AIM ->
Pick up the forum thread titled "Check this pig killing out" and continue it from its final line.

SOURCE DOCUMENT ->
# Check this pig killing out



## blong (Jul 26, 2011)




----------



## Highintheshoulder (Jul 26, 2011)

Thats a shooting son of a gun !!!


----------



## Jim P (Jul 26, 2011)

A bunch of waisted meat, but what a gun


----------



## georgia_home (Jul 26, 2011)

That's one deadeye door gunner there!


----------



## scout8140 (Jul 26, 2011)

Nice!!!!


----------



## Kawaliga (Jul 26, 2011)

He needs an M-60 machinegun and a 2000 round door box. None of them would get away!


----------



## fishndinty (Jul 26, 2011)

I want that guy on my side for the paintball match.


----------



## weekender (Jul 27, 2011)

I just want to make sure he IS on my side.... that's putting it on em


----------



## 95g atl (Jul 27, 2011)

wow.


----------



## Jester896 (Jul 27, 2011)

tetgunner said:


> He needs an M-60 machinegun and a 2000 round door box. None of them would get away!



 I didn't see many that were fired on that got away...his results may drop...hate for him to hit a rotor



fishndinty said:


> I want that guy on my side for the paintball match.


woods ball or bunker ball?...might be able to get him in woods ball


----------



## golffreak (Jul 27, 2011)

Those little jokers can flat out run!


----------



## captainhook (Jul 28, 2011)

Nice shooting for sure.


----------



## Curtis (Jul 28, 2011)

Wow, that will get your adrenaline going.  Quite the shooter.


----------



## Dead Eye Eddy (Jul 28, 2011)

Nice job if you can get it.  That would never get old.


----------



## Cadcom (Jul 28, 2011)

I bet he loves the smell of Napalm in the morning!


----------



## DaveGPhd (Jul 28, 2011)

Sweeeeet, the gun with the drum on it is BAD.  Not a gun fanatic so could someone tell me what they are shooting.  I MUST HAVE ONE WITH A DRUM on it.


----------



## Y.T. (Jul 28, 2011)

Now THAT looks like fun!


----------



## sniper1 (Jul 28, 2011)

heard there is legislation in Texas for this to become a guided hunt option...


----------



## sgtstinky (Jul 30, 2011)

DATA EXCERPT ->

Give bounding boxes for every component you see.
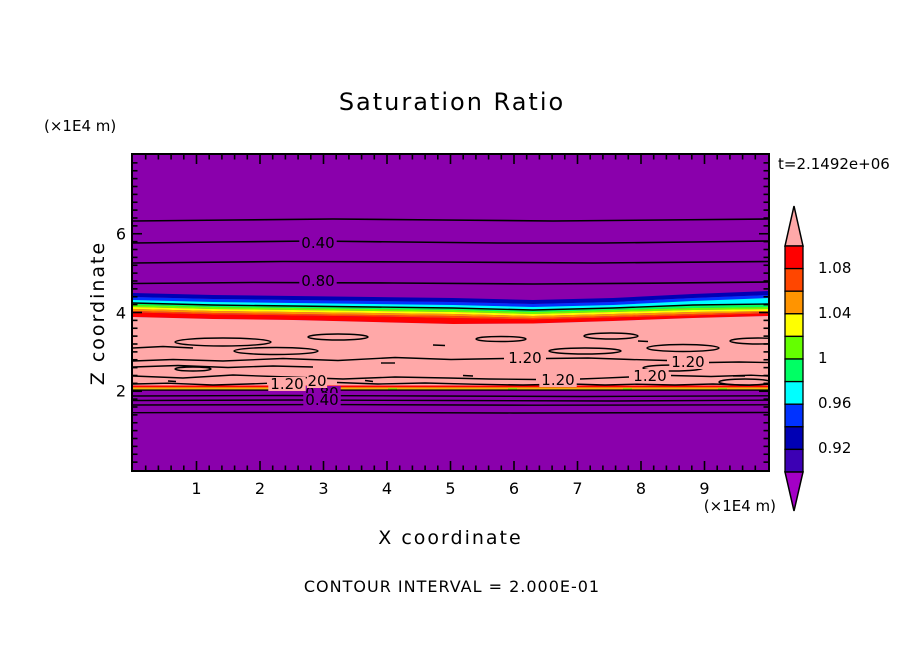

RESULT OF THIS TASK ->
Single shot kills and I'd be wondering how many he took before they were abel to get the video, but those follow up shots with kills made me a believer. That is not easy, those are some very accomplished marksmen for sure.


----------



## BigCountry19 (Aug 1, 2011)

That's cool............I wanna play!!!


----------



## hogman1 (Aug 1, 2011)

ten stars must see of the year right there!


----------



## 348 Win (Aug 5, 2011)

I am game. Where do I sign up?


----------



## calebroad (Aug 5, 2011)

golffreak said:


> Those little jokers can flat out run!



They sure can


----------



## mike bell (Aug 6, 2011)

how does he shoot them little ones........

Easy.  He just dont lead them as much....


----------



## Backlasher82 (Aug 7, 2011)

mike bell said:


> how does he shoot them little ones........
> 
> Easy.  He just dont lead them as much....



Kinda reminded me of that scene from FMJ too. "Get some, get some!"


----------



## snook24 (Aug 7, 2011)

thats awesome!


----------



## huntmore (Aug 7, 2011)

looks like an item for a bucket list to me!!!


----------



## DawgMedic (Aug 8, 2011)

and I thought hunting off a 4 wheeler was fun!!!!!


----------



## SpurHuntinHillbilly (Aug 8, 2011)

We need him and a few others down on the border!! Hahahah!!!


----------



## snookman (Aug 8, 2011)

Take that " animal rights activists'!!!!  I love it!


----------



## 2789britt (Aug 8, 2011)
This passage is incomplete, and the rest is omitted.